Entries taken from a collection
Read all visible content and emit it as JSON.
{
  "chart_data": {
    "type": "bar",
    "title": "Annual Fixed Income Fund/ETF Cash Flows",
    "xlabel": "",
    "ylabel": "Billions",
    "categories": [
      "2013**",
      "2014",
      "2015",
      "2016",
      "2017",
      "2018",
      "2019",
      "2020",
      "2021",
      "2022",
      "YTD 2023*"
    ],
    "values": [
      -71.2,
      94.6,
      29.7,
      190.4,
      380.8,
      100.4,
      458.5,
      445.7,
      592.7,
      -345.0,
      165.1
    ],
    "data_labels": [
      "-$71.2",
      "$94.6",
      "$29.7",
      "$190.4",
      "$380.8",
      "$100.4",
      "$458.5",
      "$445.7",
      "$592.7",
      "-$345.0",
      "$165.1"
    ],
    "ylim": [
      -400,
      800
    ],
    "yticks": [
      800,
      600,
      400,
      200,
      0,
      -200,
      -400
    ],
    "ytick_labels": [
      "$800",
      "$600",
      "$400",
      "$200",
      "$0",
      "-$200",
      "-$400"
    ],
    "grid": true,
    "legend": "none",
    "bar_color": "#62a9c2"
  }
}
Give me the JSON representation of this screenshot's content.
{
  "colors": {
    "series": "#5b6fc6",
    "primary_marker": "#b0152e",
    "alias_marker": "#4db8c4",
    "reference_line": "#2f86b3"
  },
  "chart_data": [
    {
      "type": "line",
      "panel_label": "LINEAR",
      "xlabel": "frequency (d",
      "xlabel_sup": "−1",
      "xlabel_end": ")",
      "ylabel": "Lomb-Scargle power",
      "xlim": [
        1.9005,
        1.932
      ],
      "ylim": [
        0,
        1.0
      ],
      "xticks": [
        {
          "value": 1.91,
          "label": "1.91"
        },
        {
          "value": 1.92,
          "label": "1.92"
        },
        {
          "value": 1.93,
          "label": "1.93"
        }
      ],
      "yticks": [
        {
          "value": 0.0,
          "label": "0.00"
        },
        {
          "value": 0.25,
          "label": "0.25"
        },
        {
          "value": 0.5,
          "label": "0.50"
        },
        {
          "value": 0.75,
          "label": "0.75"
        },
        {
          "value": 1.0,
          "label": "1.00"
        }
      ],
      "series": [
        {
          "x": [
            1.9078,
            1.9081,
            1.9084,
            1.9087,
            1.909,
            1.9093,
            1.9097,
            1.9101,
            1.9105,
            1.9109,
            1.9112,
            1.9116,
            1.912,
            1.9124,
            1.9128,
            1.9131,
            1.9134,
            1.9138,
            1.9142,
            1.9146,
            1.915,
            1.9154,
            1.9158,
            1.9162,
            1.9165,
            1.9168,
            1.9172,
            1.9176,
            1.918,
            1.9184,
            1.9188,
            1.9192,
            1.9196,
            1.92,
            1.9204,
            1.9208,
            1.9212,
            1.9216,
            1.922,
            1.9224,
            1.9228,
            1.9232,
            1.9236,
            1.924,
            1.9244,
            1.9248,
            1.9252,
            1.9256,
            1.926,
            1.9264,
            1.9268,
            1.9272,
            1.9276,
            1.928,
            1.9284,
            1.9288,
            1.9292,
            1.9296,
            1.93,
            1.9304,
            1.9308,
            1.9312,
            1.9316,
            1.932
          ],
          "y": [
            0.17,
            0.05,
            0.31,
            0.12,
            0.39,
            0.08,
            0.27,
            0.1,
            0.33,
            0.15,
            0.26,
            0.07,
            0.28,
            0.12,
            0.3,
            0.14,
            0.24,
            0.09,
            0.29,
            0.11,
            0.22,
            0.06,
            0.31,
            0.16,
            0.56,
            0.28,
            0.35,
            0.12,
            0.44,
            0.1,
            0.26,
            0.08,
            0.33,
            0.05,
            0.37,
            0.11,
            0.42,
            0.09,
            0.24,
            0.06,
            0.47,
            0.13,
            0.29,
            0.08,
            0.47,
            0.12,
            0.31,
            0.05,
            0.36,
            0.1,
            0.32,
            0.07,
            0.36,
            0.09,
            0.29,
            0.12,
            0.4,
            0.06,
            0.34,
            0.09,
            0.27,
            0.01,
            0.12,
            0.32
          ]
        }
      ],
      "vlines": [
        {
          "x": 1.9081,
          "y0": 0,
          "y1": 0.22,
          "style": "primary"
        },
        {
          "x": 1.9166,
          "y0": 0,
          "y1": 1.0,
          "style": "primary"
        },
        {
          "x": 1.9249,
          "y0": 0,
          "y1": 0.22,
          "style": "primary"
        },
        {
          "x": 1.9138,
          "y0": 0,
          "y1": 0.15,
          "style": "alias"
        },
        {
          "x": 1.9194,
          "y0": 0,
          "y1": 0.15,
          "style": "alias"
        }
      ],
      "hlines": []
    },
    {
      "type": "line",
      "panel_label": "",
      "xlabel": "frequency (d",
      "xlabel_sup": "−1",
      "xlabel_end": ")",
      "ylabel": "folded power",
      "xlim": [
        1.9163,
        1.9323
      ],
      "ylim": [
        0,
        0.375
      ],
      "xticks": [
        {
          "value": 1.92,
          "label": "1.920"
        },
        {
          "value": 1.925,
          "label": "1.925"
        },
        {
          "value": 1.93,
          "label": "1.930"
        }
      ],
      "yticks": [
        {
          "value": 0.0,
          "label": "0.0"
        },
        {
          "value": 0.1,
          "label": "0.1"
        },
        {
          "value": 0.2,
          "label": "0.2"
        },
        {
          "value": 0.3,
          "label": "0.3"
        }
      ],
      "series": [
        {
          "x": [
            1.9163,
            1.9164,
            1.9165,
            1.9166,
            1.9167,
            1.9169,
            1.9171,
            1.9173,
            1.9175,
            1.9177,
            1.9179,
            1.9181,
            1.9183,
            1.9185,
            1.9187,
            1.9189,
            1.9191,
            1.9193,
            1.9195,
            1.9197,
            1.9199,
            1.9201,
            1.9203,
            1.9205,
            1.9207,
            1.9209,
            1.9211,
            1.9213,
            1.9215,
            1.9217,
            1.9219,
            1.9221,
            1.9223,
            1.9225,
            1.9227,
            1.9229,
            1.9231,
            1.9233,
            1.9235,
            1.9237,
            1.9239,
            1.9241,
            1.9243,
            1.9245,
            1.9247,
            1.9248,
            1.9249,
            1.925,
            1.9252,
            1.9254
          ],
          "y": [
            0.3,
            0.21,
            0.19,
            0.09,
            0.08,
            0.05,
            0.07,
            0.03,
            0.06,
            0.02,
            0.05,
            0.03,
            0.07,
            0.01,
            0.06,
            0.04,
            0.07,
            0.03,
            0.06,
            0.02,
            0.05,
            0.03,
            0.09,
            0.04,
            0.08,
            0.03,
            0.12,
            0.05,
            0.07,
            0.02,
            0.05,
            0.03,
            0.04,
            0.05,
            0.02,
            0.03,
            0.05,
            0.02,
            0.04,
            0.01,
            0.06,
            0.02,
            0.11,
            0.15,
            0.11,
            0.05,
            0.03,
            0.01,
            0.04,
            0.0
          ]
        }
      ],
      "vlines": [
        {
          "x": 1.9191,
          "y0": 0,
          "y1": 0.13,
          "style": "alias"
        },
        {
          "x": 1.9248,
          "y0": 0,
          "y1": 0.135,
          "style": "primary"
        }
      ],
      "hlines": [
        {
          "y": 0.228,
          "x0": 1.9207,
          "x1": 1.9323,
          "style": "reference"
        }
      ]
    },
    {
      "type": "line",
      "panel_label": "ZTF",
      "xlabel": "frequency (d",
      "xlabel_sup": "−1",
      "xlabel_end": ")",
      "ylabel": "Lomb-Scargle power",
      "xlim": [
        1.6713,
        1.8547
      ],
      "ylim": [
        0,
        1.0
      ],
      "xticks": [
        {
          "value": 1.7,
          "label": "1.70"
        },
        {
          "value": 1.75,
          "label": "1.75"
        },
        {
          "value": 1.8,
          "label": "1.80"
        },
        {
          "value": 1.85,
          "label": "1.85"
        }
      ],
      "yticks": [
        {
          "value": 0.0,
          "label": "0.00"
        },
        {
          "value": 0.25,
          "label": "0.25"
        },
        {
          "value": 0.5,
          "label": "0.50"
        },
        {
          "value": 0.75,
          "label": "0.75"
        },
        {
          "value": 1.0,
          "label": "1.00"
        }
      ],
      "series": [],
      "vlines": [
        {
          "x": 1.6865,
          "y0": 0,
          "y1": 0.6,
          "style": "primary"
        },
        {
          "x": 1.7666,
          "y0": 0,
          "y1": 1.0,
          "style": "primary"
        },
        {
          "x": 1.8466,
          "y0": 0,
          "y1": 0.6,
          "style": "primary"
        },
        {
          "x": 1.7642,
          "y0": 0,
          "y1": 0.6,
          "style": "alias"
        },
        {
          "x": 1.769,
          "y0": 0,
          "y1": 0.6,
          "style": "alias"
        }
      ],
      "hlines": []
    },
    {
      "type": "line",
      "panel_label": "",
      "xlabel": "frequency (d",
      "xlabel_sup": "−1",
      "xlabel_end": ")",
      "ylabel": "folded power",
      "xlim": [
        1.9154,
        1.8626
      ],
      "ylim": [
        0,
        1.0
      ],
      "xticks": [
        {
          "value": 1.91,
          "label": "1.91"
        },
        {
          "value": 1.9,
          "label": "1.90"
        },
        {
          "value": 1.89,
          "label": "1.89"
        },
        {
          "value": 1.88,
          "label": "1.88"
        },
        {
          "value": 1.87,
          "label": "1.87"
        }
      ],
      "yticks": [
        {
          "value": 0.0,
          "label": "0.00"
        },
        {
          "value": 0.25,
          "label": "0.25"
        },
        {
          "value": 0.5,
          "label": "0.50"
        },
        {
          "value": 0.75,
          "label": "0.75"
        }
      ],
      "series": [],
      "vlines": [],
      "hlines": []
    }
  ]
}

◆ Exercise:
In the records above, locate each line with the word "content". Copy all such lines.

◆ Correct output:
Read all visible content and emit it as JSON.
Give me the JSON representation of this screenshot's content.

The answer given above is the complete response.